Teks yang Diberikan:
Selasa, 27 Maret 2018

PRASYARAT WACANA

Suatu wacana dapat dikatakan sempurna apabila terdiri dari unsur-unsur yang lengkap, diantaranya adalah memiliki topik, kesatuan dan kepaduan, serta terdapat kalimat yang berhubungan. Jika wacana tersebut tidak memenuhi beberapa syarat diatas, bisa dikatakan bahwa wacana tersebut jelek atau tidak sempurna.

  Berikut akan dijelaskan mengenai prasyarat suatu wacana, diantaranya sebagai berikut :

Kohesi
Kohesi adalah keterikatan antar unsur dalam struktur sintaksis atau struktur wacana yg ditandai antara lain konjungsi, pengulangan, penyulihan, dan pelesapan. (kbbi offline).
Kategori kohesi yaitu:

a.       Pronomina (kata ganti)

Entri Tersimpan:
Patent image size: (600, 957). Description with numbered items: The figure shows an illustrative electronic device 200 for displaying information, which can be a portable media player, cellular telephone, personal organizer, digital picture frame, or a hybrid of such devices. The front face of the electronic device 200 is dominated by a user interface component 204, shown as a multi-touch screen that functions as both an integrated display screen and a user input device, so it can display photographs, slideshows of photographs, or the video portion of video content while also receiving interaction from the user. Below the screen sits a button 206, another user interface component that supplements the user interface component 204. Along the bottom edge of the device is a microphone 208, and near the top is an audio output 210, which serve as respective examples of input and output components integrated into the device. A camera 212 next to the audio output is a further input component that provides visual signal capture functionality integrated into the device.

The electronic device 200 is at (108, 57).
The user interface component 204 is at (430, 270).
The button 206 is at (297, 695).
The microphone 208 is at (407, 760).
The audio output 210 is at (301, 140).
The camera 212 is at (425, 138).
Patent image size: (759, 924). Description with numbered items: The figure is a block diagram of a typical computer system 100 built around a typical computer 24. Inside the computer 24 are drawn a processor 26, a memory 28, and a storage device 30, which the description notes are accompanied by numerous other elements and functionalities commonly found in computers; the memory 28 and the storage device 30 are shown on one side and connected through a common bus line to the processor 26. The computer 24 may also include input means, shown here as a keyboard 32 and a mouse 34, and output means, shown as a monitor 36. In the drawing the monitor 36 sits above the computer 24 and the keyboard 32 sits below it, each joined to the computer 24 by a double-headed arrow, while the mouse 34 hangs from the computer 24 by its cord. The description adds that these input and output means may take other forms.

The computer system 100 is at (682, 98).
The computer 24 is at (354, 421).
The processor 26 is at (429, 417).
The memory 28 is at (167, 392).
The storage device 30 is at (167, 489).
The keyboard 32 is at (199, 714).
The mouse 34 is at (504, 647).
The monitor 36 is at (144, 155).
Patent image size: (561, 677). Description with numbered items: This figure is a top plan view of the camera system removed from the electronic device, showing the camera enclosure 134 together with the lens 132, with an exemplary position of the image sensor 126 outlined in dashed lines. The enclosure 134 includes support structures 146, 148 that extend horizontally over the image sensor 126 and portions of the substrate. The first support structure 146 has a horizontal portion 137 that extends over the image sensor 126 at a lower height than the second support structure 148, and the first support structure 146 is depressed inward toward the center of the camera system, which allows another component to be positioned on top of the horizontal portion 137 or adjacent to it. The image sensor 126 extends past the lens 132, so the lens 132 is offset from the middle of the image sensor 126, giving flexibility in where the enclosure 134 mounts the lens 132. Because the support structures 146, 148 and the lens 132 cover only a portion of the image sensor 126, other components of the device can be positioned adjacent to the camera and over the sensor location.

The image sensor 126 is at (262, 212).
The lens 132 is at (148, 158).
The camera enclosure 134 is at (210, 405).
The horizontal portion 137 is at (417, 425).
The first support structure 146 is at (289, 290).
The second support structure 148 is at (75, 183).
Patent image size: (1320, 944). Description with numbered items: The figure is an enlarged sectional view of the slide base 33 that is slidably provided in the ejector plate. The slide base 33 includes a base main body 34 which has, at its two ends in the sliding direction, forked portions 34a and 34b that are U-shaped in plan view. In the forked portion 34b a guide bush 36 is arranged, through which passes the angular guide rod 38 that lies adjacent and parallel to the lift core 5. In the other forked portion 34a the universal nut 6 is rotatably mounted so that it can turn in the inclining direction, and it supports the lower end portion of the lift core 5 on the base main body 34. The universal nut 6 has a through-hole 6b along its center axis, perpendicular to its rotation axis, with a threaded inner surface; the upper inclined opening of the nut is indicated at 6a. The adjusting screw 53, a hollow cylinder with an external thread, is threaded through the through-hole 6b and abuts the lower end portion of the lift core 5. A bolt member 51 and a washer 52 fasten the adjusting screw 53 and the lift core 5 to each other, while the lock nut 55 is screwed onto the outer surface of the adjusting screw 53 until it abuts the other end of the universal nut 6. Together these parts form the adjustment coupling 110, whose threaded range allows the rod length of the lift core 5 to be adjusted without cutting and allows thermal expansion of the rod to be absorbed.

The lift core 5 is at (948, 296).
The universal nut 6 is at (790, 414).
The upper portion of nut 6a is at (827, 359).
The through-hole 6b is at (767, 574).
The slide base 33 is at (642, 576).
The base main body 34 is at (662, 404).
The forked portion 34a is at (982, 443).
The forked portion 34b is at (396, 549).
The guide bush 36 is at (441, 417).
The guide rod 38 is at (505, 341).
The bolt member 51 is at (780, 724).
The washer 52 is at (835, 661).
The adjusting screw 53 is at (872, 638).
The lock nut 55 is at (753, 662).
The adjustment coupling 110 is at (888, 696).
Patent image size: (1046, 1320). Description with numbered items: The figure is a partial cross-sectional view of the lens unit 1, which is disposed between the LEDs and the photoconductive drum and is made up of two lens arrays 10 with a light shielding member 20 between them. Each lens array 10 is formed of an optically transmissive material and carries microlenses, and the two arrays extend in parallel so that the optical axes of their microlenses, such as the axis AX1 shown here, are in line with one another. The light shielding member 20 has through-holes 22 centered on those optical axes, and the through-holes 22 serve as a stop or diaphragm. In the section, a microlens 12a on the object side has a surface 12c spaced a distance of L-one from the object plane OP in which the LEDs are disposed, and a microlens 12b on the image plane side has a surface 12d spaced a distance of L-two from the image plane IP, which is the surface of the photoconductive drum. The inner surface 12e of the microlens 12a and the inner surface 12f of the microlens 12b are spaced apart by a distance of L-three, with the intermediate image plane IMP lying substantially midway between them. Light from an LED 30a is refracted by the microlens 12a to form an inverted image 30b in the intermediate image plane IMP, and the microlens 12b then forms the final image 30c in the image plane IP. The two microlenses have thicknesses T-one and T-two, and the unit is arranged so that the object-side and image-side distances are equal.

Petunjuk Tugas: Lanjutkan teks tentang prasyarat wacana, mulai dari titik tulisan itu terhenti. Baris-baris tersebut tidak diperlukan sama sekali di sini.

Hasil:
Pronomina terdiri atas kata ganti diri, kata ganti penunjuk, kata ganti empunya, kata ganti penanya, kata ganti penghubung.
Contoh:
•         Kata ganti diri
Saya, aku, kita dan kami
•         Kata ganti penunjuk
Ini, itu, sini, situ dll
•         Kata ganti empunya
-ku, -mu, -nya, -kami, -kamu, -kalian.
•         Kata ganti penanya
Apa, siapa, mana
•         Kata ganti pengubung
Yang,
•         Kata ganti tak tentu
Siapa-siapa, masing-masing, sesuatu, seseorang, para.

b.      Substitusi (penggantian)
Substitusi adalah proses atau hasil penggantian unsur bahasa oleh unsur lain dalam satuan yang lebih besar untuk memperoleh unsur-unsur pembeda atau untuk menjelaskan suatu struktur tertentu. Substitusi meupakan hubungan gramatikal, lebih bersifat hubungan kata dan makna. Substitusi dalam bahasa indonesia  dapat bersifat nominal, verbal, klausa, atau campuran; misalnya satu, sama, seperti itu, sedemikian rupa, demikian, begitu, melakukan hal yang sama.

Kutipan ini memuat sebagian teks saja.